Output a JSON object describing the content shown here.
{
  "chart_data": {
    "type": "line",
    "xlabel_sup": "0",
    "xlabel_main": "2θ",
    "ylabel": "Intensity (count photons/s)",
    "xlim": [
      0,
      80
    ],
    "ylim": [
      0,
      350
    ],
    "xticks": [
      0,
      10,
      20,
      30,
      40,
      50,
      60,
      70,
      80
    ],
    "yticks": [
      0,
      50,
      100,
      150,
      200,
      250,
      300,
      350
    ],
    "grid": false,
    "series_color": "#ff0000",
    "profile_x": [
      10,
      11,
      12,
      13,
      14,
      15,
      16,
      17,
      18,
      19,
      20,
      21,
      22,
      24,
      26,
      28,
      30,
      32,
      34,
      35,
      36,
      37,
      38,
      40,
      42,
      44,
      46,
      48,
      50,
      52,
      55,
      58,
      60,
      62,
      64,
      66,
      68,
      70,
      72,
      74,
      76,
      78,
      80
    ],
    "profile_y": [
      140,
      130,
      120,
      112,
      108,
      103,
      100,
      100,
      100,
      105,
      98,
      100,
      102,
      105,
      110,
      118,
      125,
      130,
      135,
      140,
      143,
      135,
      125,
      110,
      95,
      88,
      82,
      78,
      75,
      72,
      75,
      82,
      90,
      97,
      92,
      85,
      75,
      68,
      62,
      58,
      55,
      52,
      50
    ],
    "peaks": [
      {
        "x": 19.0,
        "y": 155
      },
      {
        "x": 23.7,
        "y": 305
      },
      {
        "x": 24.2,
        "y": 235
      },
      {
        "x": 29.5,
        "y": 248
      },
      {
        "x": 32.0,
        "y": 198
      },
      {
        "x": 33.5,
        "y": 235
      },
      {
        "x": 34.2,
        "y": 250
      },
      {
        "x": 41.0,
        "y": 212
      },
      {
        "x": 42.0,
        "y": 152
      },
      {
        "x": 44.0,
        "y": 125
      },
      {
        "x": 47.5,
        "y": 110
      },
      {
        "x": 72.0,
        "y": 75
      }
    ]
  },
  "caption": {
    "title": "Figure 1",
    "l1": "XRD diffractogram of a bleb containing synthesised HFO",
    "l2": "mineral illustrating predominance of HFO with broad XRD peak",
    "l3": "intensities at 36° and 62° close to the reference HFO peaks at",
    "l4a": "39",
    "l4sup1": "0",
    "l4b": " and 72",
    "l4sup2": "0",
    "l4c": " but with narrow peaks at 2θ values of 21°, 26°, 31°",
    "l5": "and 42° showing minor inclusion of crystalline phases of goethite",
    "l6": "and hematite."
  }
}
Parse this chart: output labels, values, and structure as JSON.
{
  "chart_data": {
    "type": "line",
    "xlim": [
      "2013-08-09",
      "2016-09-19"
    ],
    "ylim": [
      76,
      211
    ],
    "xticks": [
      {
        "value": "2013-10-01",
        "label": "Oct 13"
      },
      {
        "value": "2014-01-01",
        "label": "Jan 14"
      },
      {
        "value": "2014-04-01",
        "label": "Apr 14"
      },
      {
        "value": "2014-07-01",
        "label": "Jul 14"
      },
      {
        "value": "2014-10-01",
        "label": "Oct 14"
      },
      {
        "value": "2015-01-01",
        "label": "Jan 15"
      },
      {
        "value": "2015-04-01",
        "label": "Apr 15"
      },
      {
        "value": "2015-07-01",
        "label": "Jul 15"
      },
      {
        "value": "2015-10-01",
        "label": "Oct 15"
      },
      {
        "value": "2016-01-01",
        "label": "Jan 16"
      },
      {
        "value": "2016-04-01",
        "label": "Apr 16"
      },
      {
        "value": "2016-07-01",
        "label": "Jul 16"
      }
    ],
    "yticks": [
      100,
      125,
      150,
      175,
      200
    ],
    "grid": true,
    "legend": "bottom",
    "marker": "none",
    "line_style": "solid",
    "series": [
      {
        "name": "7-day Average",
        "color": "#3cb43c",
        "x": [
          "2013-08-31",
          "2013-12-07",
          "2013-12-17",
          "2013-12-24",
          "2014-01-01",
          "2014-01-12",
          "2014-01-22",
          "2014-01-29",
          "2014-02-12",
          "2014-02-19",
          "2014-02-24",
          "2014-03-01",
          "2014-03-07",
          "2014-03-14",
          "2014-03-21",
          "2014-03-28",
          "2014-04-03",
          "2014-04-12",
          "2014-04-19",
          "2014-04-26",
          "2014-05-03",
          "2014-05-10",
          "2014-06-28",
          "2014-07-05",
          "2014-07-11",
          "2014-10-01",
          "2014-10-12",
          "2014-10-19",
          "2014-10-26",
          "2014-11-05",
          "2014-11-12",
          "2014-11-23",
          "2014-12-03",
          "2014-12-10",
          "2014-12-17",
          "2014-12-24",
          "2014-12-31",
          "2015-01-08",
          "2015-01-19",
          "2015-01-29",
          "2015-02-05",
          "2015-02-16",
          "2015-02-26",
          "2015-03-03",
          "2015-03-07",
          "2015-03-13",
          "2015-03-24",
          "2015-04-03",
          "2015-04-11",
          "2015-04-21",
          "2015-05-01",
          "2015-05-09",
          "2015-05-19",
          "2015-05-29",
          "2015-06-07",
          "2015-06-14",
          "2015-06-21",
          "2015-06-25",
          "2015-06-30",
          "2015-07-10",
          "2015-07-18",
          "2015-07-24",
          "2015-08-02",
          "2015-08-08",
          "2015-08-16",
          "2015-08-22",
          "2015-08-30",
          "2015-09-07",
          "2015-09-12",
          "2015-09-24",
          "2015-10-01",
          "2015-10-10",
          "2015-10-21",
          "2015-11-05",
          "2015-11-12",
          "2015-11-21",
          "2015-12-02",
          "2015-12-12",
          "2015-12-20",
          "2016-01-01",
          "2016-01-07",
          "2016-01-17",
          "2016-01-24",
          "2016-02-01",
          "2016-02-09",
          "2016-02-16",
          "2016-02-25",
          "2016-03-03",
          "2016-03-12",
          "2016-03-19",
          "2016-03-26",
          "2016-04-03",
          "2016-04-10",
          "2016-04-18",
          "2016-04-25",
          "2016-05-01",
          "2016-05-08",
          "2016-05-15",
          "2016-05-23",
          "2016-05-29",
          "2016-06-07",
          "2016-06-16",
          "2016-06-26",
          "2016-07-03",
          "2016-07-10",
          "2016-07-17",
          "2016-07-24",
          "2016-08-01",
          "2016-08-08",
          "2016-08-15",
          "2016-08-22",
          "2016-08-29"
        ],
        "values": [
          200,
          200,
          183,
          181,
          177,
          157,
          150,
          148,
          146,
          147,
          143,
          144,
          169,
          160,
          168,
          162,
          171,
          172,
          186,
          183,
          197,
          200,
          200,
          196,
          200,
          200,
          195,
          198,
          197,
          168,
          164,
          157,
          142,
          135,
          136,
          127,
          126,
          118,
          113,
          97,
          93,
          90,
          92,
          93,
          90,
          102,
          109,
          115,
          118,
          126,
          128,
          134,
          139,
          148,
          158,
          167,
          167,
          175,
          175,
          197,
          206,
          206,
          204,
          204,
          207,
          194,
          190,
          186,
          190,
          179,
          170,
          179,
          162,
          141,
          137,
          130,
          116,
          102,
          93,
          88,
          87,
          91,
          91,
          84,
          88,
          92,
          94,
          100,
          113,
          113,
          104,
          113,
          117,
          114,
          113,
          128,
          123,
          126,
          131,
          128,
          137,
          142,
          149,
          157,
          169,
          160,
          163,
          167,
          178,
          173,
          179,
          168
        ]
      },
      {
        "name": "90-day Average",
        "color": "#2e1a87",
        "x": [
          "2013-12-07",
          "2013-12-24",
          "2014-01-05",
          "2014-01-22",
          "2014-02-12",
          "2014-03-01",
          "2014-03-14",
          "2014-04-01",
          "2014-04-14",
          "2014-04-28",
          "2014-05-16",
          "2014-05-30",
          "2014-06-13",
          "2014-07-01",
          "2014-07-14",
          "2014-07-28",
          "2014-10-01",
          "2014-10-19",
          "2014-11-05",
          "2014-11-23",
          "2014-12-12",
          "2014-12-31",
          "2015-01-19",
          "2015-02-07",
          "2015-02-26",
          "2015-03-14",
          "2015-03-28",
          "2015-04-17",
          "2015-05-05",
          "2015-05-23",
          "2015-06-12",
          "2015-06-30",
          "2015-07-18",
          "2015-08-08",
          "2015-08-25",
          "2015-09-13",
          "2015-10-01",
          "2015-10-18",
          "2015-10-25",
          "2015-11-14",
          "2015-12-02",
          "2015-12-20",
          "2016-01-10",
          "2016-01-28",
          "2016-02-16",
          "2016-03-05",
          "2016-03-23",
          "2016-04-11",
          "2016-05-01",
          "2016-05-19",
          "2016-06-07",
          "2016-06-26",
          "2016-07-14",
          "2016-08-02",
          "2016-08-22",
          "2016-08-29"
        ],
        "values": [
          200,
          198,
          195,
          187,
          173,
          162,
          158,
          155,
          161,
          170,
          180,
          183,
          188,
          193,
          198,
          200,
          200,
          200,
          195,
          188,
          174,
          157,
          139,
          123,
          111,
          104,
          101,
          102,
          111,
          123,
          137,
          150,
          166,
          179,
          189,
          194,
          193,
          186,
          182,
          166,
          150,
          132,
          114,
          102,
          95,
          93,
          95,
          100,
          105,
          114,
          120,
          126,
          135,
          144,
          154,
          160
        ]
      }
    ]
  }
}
· · · · ·
▸ **What is needed**: Check each line of the records for the word "values" and extract those that contain it.

▸ **Written response**:
    "l4c": " but with narrow peaks at 2θ values of 21°, 26°, 31°",
Parse this chart: output labels, values, and structure as JSON.
        "values": [
        "values": [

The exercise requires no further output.